___ Entries supplied

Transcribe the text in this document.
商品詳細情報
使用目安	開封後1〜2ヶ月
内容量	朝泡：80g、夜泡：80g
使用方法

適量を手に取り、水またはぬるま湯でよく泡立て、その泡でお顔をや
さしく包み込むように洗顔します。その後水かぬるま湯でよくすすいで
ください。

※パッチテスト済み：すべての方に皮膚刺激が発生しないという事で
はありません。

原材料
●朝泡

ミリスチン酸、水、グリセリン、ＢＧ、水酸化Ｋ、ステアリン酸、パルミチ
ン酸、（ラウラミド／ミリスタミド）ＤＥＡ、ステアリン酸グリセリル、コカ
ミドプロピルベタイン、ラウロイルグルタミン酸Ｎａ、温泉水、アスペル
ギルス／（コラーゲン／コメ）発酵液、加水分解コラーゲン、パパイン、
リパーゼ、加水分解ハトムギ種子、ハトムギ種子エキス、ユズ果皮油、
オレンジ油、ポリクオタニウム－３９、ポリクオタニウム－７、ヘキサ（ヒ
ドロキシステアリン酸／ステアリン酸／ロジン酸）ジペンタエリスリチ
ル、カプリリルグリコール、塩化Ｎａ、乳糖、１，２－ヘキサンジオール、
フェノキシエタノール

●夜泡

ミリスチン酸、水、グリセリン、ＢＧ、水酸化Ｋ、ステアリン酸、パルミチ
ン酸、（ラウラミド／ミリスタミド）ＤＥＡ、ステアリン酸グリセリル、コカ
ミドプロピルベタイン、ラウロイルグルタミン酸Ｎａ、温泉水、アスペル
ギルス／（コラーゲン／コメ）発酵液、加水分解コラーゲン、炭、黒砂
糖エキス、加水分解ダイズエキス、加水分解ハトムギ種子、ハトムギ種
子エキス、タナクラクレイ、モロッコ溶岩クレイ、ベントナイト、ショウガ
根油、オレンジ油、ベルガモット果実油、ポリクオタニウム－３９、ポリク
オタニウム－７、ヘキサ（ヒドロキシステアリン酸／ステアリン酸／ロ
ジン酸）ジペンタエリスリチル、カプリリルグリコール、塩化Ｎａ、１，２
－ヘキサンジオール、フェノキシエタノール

______

### What the task requires:
From the entries above, return each line with the word "カプリリルグリコール" in it.

### Final result:
ル、カプリリルグリコール、塩化Ｎａ、乳糖、１，２－ヘキサンジオール、
ジン酸）ジペンタエリスリチル、カプリリルグリコール、塩化Ｎａ、１，２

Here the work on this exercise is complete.